* start Data shown *

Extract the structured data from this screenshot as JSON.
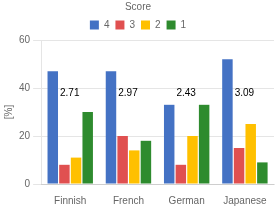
{
  "chart_data": {
    "type": "bar",
    "categories": [
      "Finnish",
      "French",
      "German",
      "Japanese"
    ],
    "series": [
      {
        "name": "4",
        "color": "#4472C4",
        "values": [
          47,
          47,
          33,
          52
        ]
      },
      {
        "name": "3",
        "color": "#E05050",
        "values": [
          8,
          20,
          8,
          15
        ]
      },
      {
        "name": "2",
        "color": "#FFC000",
        "values": [
          11,
          14,
          20,
          25
        ]
      },
      {
        "name": "1",
        "color": "#2E8B2E",
        "values": [
          30,
          18,
          33,
          9
        ]
      }
    ],
    "ylabel": "[%]",
    "ylim": [
      0,
      60
    ],
    "yticks": [
      0,
      20,
      40,
      60
    ],
    "grid": true,
    "legend": "top",
    "legend_title": "Score",
    "annotations": [
      "2.71",
      "2.97",
      "2.43",
      "3.09"
    ]
  }
}
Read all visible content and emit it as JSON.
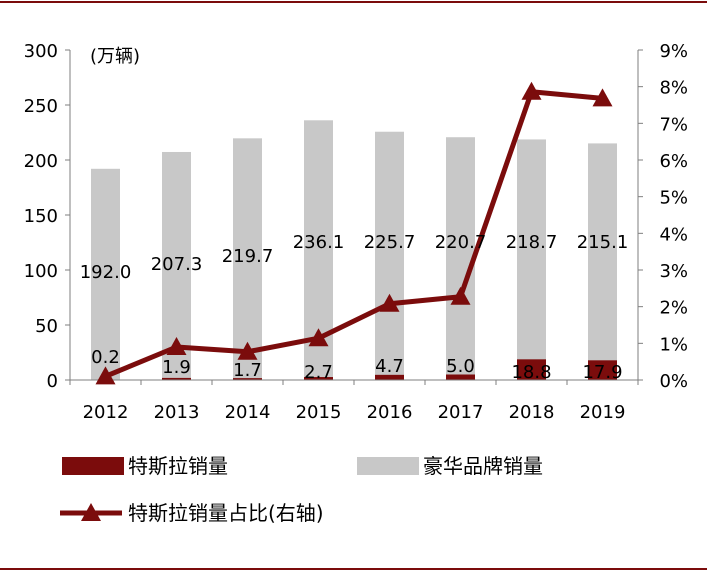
{
  "chart_data": {
    "type": "bar",
    "unit_label": "(万辆)",
    "categories": [
      "2012",
      "2013",
      "2014",
      "2015",
      "2016",
      "2017",
      "2018",
      "2019"
    ],
    "series": [
      {
        "name": "特斯拉销量",
        "kind": "bar",
        "color": "#7b0c0c",
        "values": [
          0.2,
          1.9,
          1.7,
          2.7,
          4.7,
          5.0,
          18.8,
          17.9
        ],
        "labels": [
          "0.2",
          "1.9",
          "1.7",
          "2.7",
          "4.7",
          "5.0",
          "18.8",
          "17.9"
        ]
      },
      {
        "name": "豪华品牌销量",
        "kind": "bar",
        "color": "#c8c8c8",
        "values": [
          192.0,
          207.3,
          219.7,
          236.1,
          225.7,
          220.7,
          218.7,
          215.1
        ],
        "labels": [
          "192.0",
          "207.3",
          "219.7",
          "236.1",
          "225.7",
          "220.7",
          "218.7",
          "215.1"
        ]
      },
      {
        "name": "特斯拉销量占比(右轴)",
        "kind": "line",
        "axis": "right",
        "color": "#7b0c0c",
        "values": [
          0.001,
          0.009,
          0.0077,
          0.0114,
          0.0208,
          0.0227,
          0.0786,
          0.0768
        ]
      }
    ],
    "y_left": {
      "min": 0,
      "max": 300,
      "ticks": [
        "0",
        "50",
        "100",
        "150",
        "200",
        "250",
        "300"
      ]
    },
    "y_right": {
      "min": 0,
      "max": 0.09,
      "ticks": [
        "0%",
        "1%",
        "2%",
        "3%",
        "4%",
        "5%",
        "6%",
        "7%",
        "8%",
        "9%"
      ]
    },
    "grid": false,
    "legend_position": "bottom"
  }
}
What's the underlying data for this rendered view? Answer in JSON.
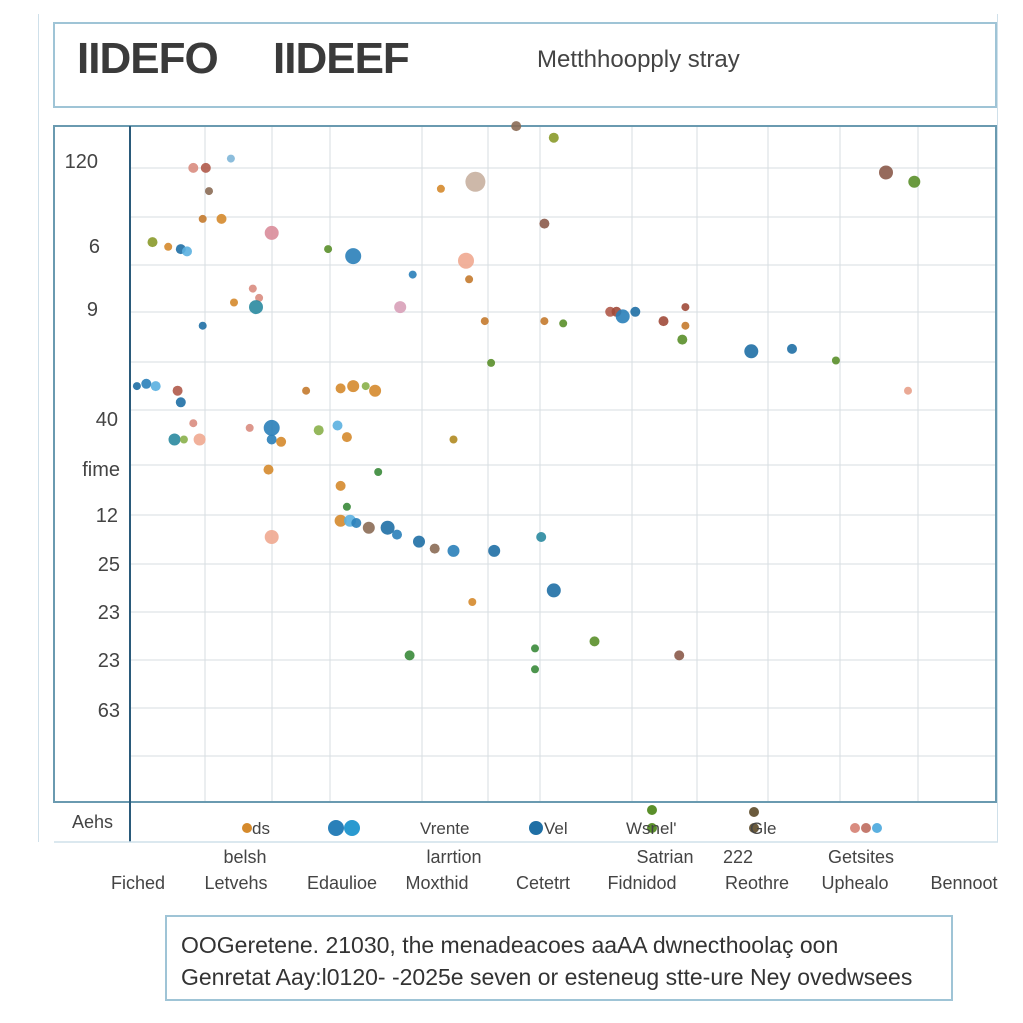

* end Data shown *

● Given exercise: Pictures in the records above should not be copied. Repeat everything else exactly.

● Solution:
Extract the structured data from this screenshot as JSON.
{
  "chart_data": {
    "type": "bar",
    "categories": [
      "Finnish",
      "French",
      "German",
      "Japanese"
    ],
    "series": [
      {
        "name": "4",
        "color": "#4472C4",
        "values": [
          47,
          47,
          33,
          52
        ]
      },
      {
        "name": "3",
        "color": "#E05050",
        "values": [
          8,
          20,
          8,
          15
        ]
      },
      {
        "name": "2",
        "color": "#FFC000",
        "values": [
          11,
          14,
          20,
          25
        ]
      },
      {
        "name": "1",
        "color": "#2E8B2E",
        "values": [
          30,
          18,
          33,
          9
        ]
      }
    ],
    "ylabel": "[%]",
    "ylim": [
      0,
      60
    ],
    "yticks": [
      0,
      20,
      40,
      60
    ],
    "grid": true,
    "legend": "top",
    "legend_title": "Score",
    "annotations": [
      "2.71",
      "2.97",
      "2.43",
      "3.09"
    ]
  }
}
Read all visible content and emit it as JSON.
{
  "chart_data": {
    "type": "bar",
    "unit_label": "(万辆)",
    "categories": [
      "2012",
      "2013",
      "2014",
      "2015",
      "2016",
      "2017",
      "2018",
      "2019"
    ],
    "series": [
      {
        "name": "特斯拉销量",
        "kind": "bar",
        "color": "#7b0c0c",
        "values": [
          0.2,
          1.9,
          1.7,
          2.7,
          4.7,
          5.0,
          18.8,
          17.9
        ],
        "labels": [
          "0.2",
          "1.9",
          "1.7",
          "2.7",
          "4.7",
          "5.0",
          "18.8",
          "17.9"
        ]
      },
      {
        "name": "豪华品牌销量",
        "kind": "bar",
        "color": "#c8c8c8",
        "values": [
          192.0,
          207.3,
          219.7,
          236.1,
          225.7,
          220.7,
          218.7,
          215.1
        ],
        "labels": [
          "192.0",
          "207.3",
          "219.7",
          "236.1",
          "225.7",
          "220.7",
          "218.7",
          "215.1"
        ]
      },
      {
        "name": "特斯拉销量占比(右轴)",
        "kind": "line",
        "axis": "right",
        "color": "#7b0c0c",
        "values": [
          0.001,
          0.009,
          0.0077,
          0.0114,
          0.0208,
          0.0227,
          0.0786,
          0.0768
        ]
      }
    ],
    "y_left": {
      "min": 0,
      "max": 300,
      "ticks": [
        "0",
        "50",
        "100",
        "150",
        "200",
        "250",
        "300"
      ]
    },
    "y_right": {
      "min": 0,
      "max": 0.09,
      "ticks": [
        "0%",
        "1%",
        "2%",
        "3%",
        "4%",
        "5%",
        "6%",
        "7%",
        "8%",
        "9%"
      ]
    },
    "grid": false,
    "legend_position": "bottom"
  }
}
What's the underlying data for this rendered view? Answer in JSON.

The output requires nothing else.